• TASK INSTRUCTIONS:
Copy each of the entries below faithfully, setting aside any pictures.

[Collected data entries]
--- start ---

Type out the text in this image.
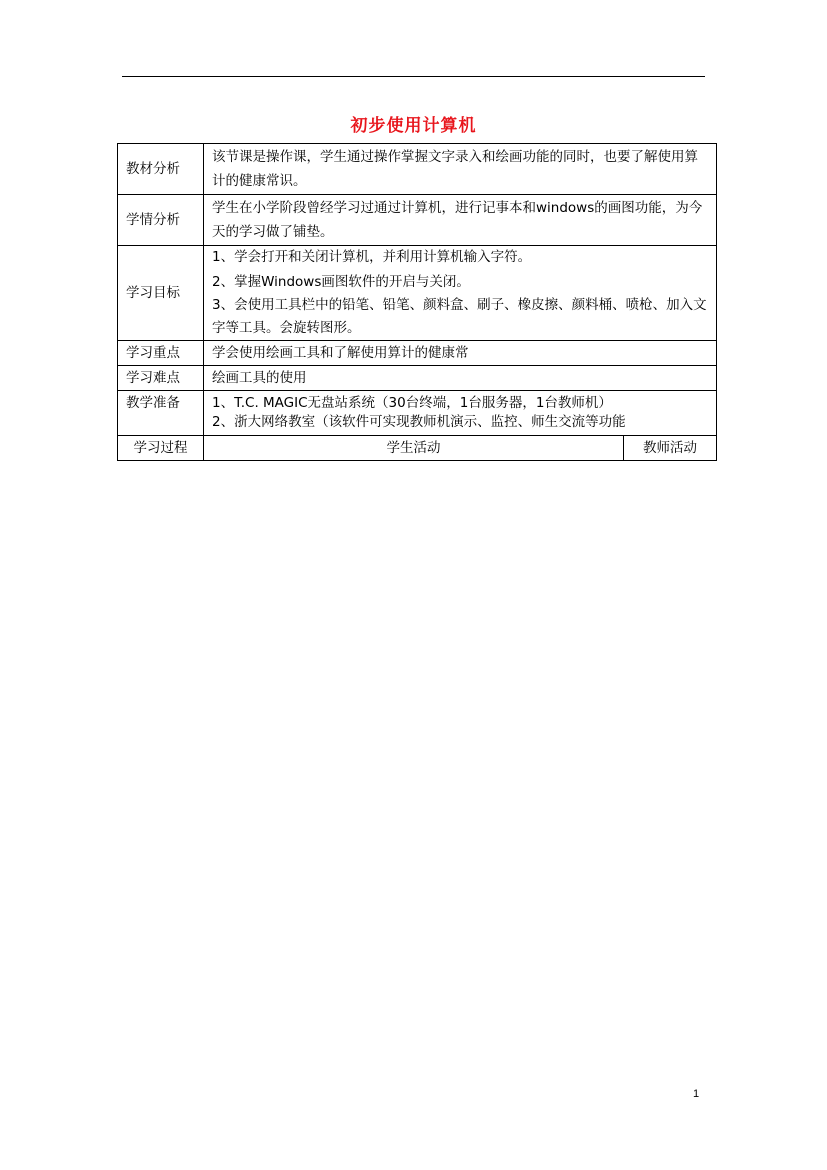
初步使用计算机
教材分析	该节课是操作课，学生通过操作掌握文字录入和绘画功能的同时，也要了解使用算计的健康常识。	
学情分析	学生在小学阶段曾经学习过通过计算机，进行记事本和windows的画图功能，为今天的学习做了铺垫。	
学习目标	1、学会打开和关闭计算机，并利用计算机输入字符。
2、掌握Windows画图软件的开启与关闭。
3、会使用工具栏中的铅笔、铅笔、颜料盒、刷子、橡皮擦、颜料桶、喷枪、加入文字等工具。会旋转图形。	

学习重点	学会使用绘画工具和了解使用算计的健康常	
学习难点	绘画工具的使用	
教学准备	1、T.C. MAGIC无盘站系统（30台终端，1台服务器，1台教师机）
2、浙大网络教室（该软件可实现教师机演示、监控、师生交流等功能	

学习过程	学生活动	教师活动
1
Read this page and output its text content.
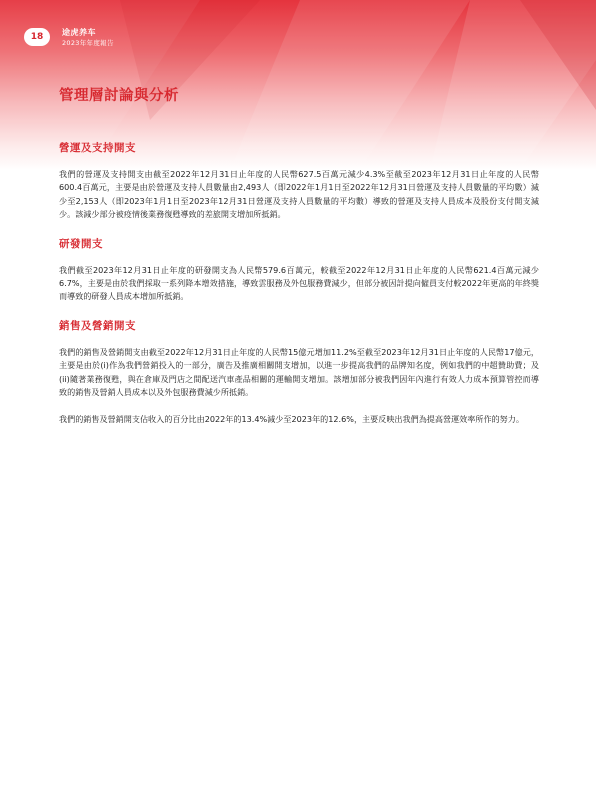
18	途虎养车
2023年年度報告
管理層討論與分析
營運及支持開支

我們的營運及支持開支由截至2022年12月31日止年度的人民幣627.5百萬元減少4.3%至截至2023年12月31日止年度的人民幣600.4百萬元，主要是由於營運及支持人員數量由2,493人（即2022年1月1日至2022年12月31日營運及支持人員數量的平均數）減少至2,153人（即2023年1月1日至2023年12月31日營運及支持人員數量的平均數）導致的營運及支持人員成本及股份支付開支減少。該減少部分被疫情後業務復甦導致的差旅開支增加所抵銷。

研發開支

我們截至2023年12月31日止年度的研發開支為人民幣579.6百萬元，較截至2022年12月31日止年度的人民幣621.4百萬元減少6.7%，主要是由於我們採取一系列降本增效措施，導致雲服務及外包服務費減少，但部分被因計提向僱員支付較2022年更高的年終獎而導致的研發人員成本增加所抵銷。

銷售及營銷開支

我們的銷售及營銷開支由截至2022年12月31日止年度的人民幣15億元增加11.2%至截至2023年12月31日止年度的人民幣17億元，主要是由於(i)作為我們營銷投入的一部分，廣告及推廣相關開支增加，以進一步提高我們的品牌知名度，例如我們的中超贊助費；及(ii)隨著業務復甦，與在倉庫及門店之間配送汽車產品相關的運輸開支增加。該增加部分被我們因年內進行有效人力成本預算管控而導致的銷售及營銷人員成本以及外包服務費減少所抵銷。

我們的銷售及營銷開支佔收入的百分比由2022年的13.4%減少至2023年的12.6%，主要反映出我們為提高營運效率所作的努力。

--- end ---

• EXPECTED ANSWER:
Type out the text in this image.
初步使用计算机
教材分析	该节课是操作课，学生通过操作掌握文字录入和绘画功能的同时，也要了解使用算计的健康常识。	
学情分析	学生在小学阶段曾经学习过通过计算机，进行记事本和windows的画图功能，为今天的学习做了铺垫。	
学习目标	1、学会打开和关闭计算机，并利用计算机输入字符。
2、掌握Windows画图软件的开启与关闭。
3、会使用工具栏中的铅笔、铅笔、颜料盒、刷子、橡皮擦、颜料桶、喷枪、加入文字等工具。会旋转图形。	

学习重点	学会使用绘画工具和了解使用算计的健康常	
学习难点	绘画工具的使用	
教学准备	1、T.C. MAGIC无盘站系统（30台终端，1台服务器，1台教师机）
2、浙大网络教室（该软件可实现教师机演示、监控、师生交流等功能	

学习过程	学生活动	教师活动
1
Read this page and output its text content.
18	途虎养车
2023年年度報告
管理層討論與分析
營運及支持開支

我們的營運及支持開支由截至2022年12月31日止年度的人民幣627.5百萬元減少4.3%至截至2023年12月31日止年度的人民幣600.4百萬元，主要是由於營運及支持人員數量由2,493人（即2022年1月1日至2022年12月31日營運及支持人員數量的平均數）減少至2,153人（即2023年1月1日至2023年12月31日營運及支持人員數量的平均數）導致的營運及支持人員成本及股份支付開支減少。該減少部分被疫情後業務復甦導致的差旅開支增加所抵銷。

研發開支

我們截至2023年12月31日止年度的研發開支為人民幣579.6百萬元，較截至2022年12月31日止年度的人民幣621.4百萬元減少6.7%，主要是由於我們採取一系列降本增效措施，導致雲服務及外包服務費減少，但部分被因計提向僱員支付較2022年更高的年終獎而導致的研發人員成本增加所抵銷。

銷售及營銷開支

我們的銷售及營銷開支由截至2022年12月31日止年度的人民幣15億元增加11.2%至截至2023年12月31日止年度的人民幣17億元，主要是由於(i)作為我們營銷投入的一部分，廣告及推廣相關開支增加，以進一步提高我們的品牌知名度，例如我們的中超贊助費；及(ii)隨著業務復甦，與在倉庫及門店之間配送汽車產品相關的運輸開支增加。該增加部分被我們因年內進行有效人力成本預算管控而導致的銷售及營銷人員成本以及外包服務費減少所抵銷。

我們的銷售及營銷開支佔收入的百分比由2022年的13.4%減少至2023年的12.6%，主要反映出我們為提高營運效率所作的努力。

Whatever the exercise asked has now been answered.